• **Exercise details**
Where a line in the listing below contains the word "IPSL", copy that line.

• **Data shown**
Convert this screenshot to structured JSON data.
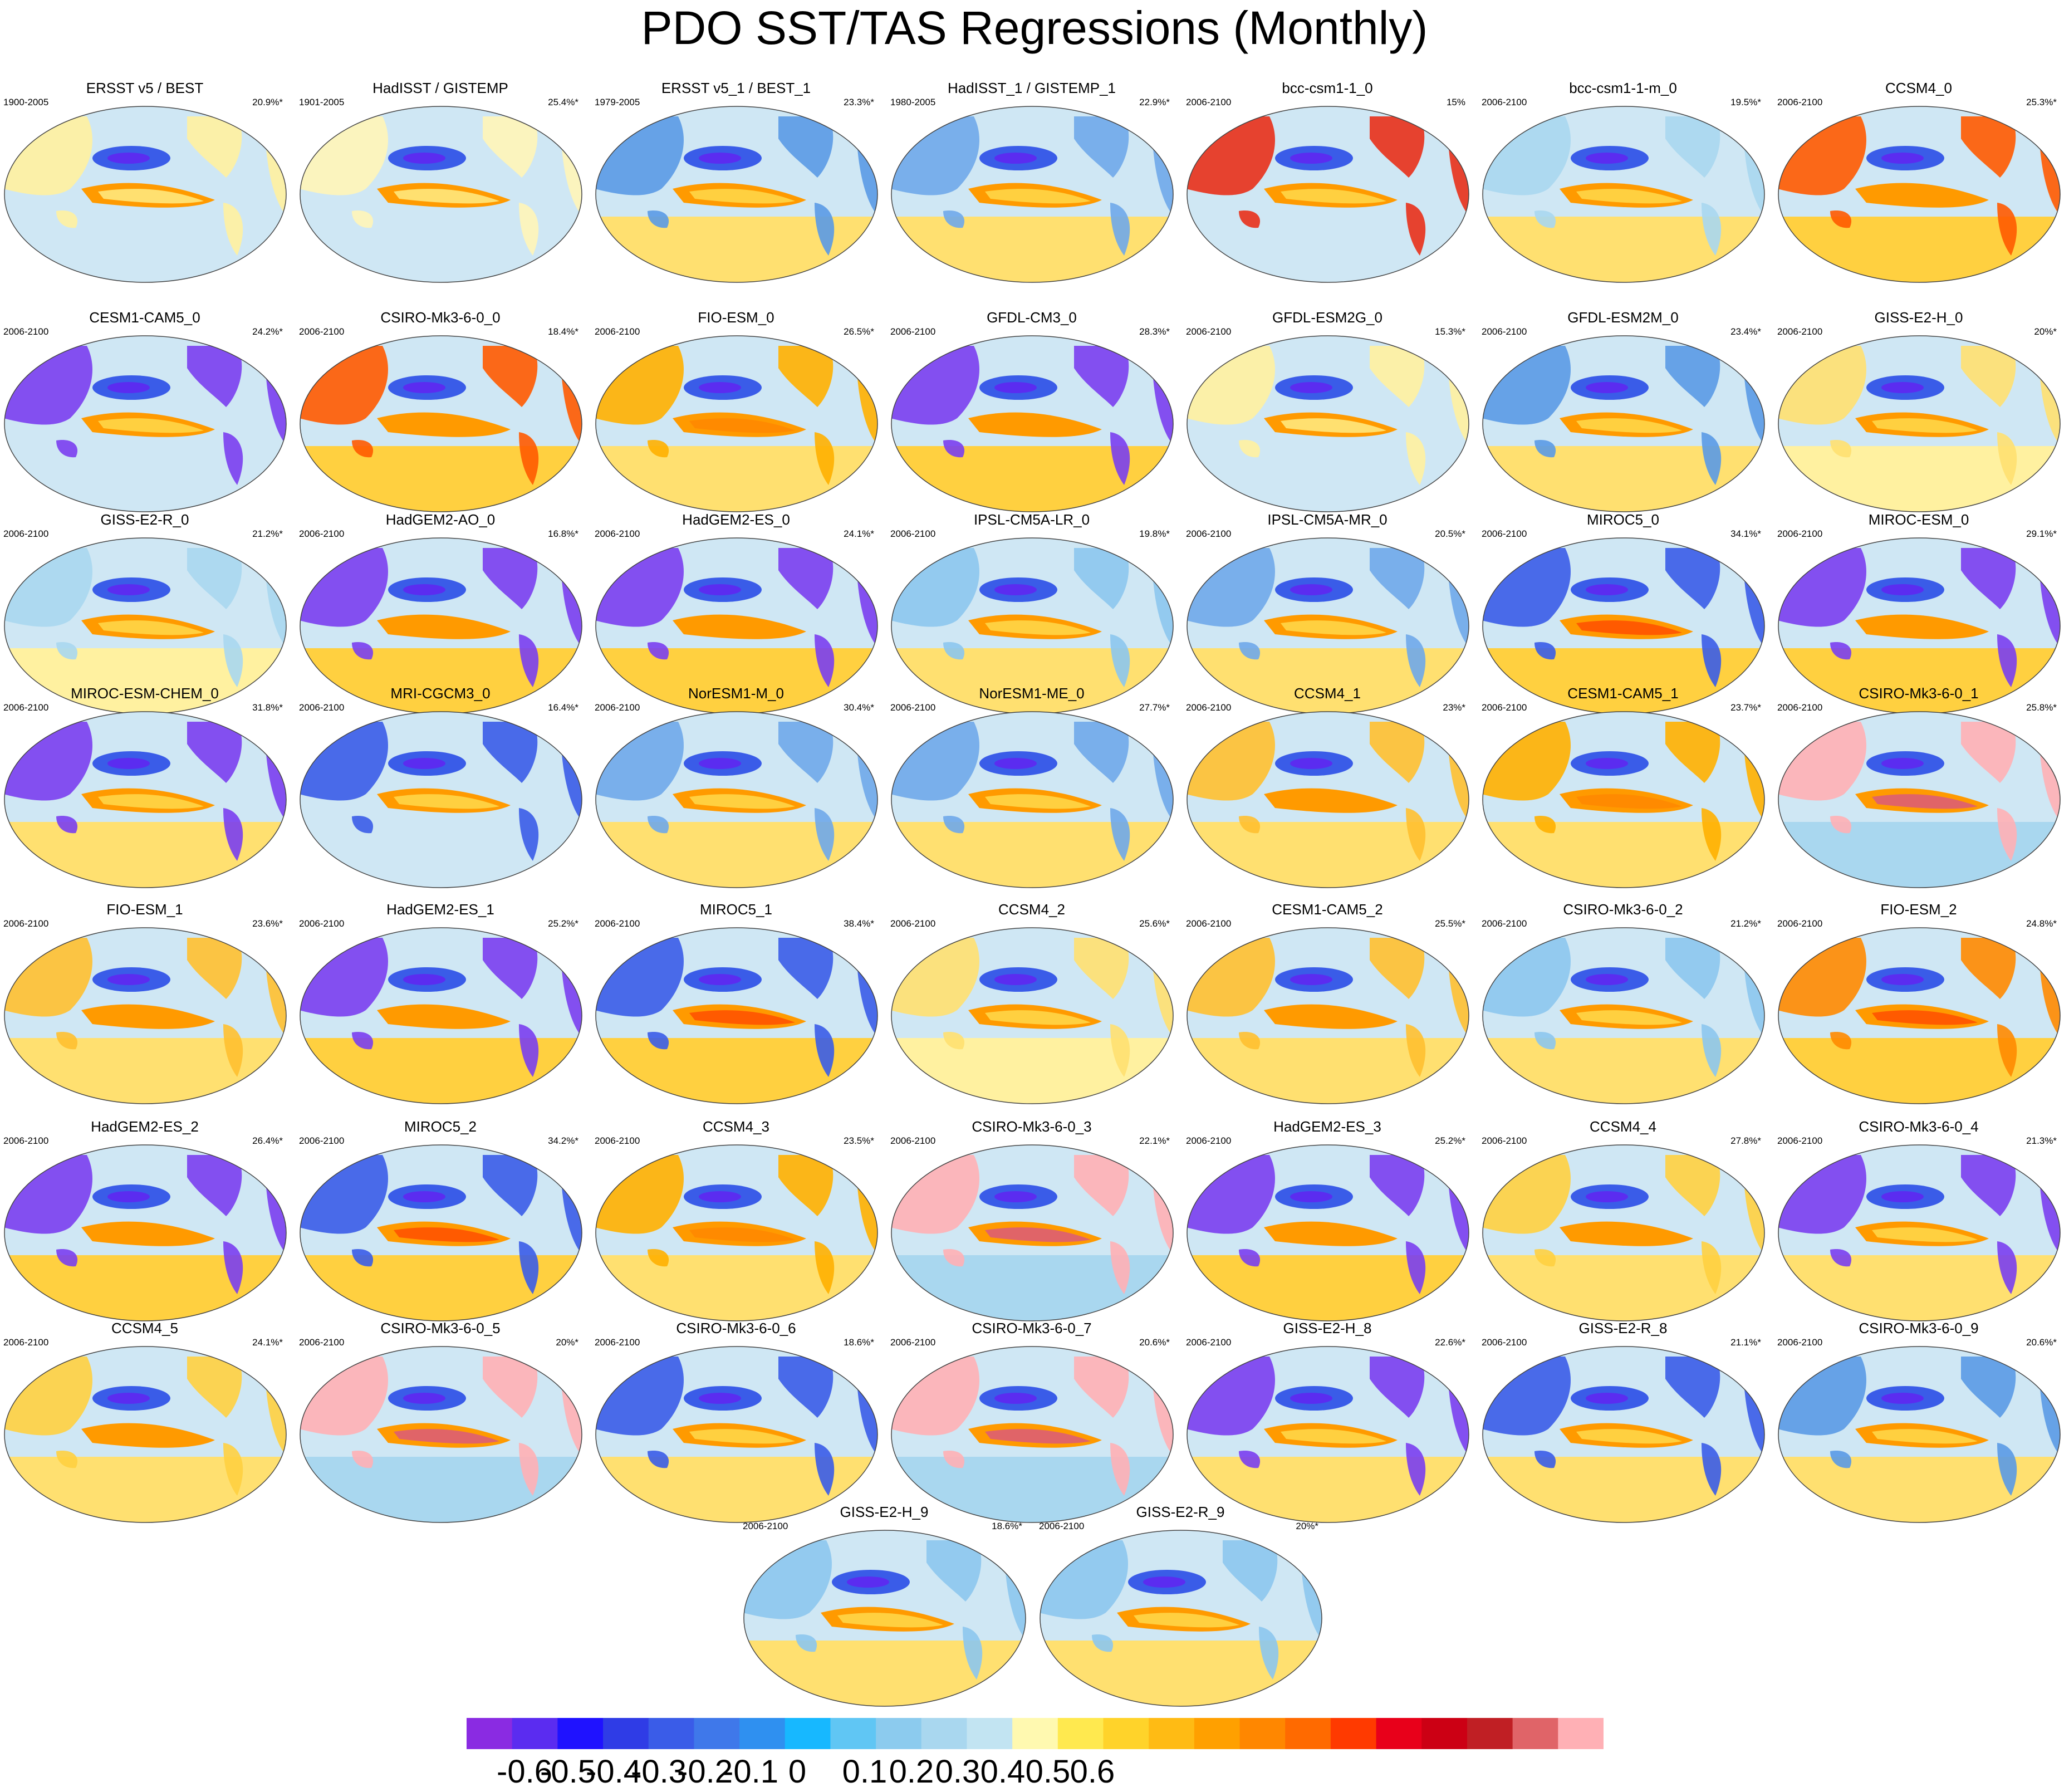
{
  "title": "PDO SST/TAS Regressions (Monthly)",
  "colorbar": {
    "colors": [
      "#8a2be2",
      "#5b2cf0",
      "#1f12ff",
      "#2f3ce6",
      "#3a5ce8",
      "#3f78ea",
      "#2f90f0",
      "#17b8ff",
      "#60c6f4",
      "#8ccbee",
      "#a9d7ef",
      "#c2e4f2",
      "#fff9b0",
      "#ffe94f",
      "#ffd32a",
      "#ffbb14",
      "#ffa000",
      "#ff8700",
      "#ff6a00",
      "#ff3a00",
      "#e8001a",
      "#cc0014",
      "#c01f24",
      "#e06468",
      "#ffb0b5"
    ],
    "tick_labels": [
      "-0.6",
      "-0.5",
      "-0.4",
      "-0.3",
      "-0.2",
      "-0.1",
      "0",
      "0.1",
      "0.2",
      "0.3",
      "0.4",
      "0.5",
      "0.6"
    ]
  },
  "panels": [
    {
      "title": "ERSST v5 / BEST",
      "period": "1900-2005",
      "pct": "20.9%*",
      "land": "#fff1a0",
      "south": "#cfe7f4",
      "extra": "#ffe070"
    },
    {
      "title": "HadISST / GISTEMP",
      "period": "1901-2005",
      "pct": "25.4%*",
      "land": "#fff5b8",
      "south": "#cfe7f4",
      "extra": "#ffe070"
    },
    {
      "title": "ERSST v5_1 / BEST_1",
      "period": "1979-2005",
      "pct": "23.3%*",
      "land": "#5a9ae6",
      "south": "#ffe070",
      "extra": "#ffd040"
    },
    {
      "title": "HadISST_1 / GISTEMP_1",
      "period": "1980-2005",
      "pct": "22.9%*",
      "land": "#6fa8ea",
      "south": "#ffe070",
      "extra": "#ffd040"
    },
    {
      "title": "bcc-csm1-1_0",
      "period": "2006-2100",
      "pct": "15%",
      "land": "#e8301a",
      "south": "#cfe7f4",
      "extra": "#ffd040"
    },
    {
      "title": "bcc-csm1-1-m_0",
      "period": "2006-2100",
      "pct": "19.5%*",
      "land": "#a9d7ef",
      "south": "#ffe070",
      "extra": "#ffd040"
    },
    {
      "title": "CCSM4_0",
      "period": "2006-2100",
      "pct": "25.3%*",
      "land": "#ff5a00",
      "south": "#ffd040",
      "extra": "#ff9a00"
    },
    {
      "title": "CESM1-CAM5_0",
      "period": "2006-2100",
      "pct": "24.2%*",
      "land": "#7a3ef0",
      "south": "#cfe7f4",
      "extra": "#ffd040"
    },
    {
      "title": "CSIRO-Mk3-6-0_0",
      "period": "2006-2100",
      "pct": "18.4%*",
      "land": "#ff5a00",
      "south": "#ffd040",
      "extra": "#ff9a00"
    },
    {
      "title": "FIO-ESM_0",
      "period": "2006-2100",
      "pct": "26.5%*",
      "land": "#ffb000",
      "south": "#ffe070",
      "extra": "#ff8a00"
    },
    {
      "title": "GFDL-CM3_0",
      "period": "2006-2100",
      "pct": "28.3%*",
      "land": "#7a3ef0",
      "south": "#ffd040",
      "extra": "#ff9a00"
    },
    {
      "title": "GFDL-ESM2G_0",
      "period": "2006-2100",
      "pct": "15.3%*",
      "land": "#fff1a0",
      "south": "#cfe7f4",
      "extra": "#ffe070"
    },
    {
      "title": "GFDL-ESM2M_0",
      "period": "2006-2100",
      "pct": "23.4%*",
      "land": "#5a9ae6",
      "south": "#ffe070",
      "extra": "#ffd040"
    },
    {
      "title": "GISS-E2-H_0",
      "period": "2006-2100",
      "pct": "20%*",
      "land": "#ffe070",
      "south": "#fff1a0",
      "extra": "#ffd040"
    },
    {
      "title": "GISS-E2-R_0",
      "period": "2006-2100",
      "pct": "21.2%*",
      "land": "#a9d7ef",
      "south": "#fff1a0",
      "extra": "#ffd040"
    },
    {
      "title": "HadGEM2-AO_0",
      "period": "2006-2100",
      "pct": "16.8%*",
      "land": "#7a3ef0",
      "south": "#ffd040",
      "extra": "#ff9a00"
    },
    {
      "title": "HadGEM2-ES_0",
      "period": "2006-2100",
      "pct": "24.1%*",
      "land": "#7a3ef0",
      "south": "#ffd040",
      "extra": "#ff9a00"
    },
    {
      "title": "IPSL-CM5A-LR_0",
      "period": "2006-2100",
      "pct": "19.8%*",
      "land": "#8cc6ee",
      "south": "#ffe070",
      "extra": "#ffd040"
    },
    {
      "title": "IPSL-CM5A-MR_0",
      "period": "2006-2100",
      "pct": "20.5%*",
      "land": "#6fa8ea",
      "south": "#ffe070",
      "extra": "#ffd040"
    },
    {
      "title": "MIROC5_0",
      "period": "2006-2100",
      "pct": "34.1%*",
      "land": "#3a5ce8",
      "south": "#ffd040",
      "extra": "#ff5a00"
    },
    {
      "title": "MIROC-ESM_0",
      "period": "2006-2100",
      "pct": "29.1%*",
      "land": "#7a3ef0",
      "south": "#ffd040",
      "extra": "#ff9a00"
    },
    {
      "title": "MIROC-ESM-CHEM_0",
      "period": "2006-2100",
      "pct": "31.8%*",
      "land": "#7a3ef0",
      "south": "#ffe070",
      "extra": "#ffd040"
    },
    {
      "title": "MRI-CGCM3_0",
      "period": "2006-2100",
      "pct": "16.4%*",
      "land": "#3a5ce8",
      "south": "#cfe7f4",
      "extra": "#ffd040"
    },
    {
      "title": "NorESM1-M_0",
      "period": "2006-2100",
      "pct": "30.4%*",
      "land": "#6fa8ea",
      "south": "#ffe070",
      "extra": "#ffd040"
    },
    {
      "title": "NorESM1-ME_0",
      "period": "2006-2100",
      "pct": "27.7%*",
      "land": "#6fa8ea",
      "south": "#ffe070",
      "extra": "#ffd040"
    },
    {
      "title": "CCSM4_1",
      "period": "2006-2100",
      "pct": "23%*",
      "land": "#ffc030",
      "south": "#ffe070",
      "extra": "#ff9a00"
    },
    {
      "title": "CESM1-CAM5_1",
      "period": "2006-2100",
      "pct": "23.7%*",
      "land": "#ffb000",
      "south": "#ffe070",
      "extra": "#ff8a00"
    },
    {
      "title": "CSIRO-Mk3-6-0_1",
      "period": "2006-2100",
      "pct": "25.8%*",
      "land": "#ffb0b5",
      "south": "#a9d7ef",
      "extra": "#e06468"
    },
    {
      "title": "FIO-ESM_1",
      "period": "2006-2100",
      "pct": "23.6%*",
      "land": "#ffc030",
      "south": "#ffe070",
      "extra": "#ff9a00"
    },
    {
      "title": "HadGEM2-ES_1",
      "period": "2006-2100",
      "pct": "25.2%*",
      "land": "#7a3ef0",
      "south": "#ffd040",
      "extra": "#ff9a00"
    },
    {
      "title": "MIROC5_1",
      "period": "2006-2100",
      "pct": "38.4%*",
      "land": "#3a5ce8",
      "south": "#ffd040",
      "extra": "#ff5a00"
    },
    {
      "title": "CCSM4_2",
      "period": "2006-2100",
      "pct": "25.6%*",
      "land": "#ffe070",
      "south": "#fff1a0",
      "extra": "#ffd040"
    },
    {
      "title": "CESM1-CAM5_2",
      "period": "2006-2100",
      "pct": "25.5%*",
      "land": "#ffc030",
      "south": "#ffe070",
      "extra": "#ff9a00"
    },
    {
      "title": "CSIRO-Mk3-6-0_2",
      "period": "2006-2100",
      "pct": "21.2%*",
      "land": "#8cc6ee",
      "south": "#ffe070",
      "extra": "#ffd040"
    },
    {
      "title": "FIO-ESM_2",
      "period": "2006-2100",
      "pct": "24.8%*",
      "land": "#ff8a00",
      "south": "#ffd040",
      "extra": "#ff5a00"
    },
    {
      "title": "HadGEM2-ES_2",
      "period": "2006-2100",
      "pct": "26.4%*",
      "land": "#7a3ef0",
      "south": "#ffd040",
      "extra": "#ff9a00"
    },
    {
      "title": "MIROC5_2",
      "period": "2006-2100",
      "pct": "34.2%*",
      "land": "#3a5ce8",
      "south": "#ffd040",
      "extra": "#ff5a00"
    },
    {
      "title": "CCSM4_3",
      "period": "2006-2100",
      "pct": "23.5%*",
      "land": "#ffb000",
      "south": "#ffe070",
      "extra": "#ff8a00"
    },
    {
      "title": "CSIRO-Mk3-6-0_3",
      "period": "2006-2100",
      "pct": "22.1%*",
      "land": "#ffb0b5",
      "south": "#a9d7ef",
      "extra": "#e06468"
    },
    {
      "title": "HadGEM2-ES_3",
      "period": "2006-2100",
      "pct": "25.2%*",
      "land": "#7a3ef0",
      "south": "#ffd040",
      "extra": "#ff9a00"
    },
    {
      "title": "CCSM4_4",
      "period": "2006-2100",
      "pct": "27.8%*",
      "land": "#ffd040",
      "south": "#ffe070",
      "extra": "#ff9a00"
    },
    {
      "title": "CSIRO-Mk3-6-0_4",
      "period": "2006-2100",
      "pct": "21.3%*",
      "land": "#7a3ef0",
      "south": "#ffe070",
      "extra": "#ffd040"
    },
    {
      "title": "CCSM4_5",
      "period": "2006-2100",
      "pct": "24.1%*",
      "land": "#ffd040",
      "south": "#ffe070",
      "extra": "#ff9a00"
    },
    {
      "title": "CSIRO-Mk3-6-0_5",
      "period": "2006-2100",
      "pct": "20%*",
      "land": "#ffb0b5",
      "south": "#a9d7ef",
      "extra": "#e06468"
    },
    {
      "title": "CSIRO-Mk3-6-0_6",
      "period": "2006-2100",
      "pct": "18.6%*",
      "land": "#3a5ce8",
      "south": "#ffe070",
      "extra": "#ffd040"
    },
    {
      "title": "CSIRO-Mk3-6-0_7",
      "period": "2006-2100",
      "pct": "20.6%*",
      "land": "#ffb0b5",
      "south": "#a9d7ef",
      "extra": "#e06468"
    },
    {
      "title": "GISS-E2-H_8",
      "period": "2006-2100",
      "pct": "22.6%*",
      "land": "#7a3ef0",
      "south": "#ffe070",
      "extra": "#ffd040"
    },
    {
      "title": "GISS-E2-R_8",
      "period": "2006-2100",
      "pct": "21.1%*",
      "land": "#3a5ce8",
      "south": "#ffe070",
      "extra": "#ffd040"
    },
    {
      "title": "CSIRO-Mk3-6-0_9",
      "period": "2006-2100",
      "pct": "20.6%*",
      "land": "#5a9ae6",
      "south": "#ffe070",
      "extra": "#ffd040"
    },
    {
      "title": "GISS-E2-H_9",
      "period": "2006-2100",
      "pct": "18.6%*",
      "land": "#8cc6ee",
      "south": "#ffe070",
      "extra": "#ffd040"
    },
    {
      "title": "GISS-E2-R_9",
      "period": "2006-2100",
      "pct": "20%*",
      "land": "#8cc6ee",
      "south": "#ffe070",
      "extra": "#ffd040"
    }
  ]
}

• **The solution**
      "title": "IPSL-CM5A-LR_0",
      "title": "IPSL-CM5A-MR_0",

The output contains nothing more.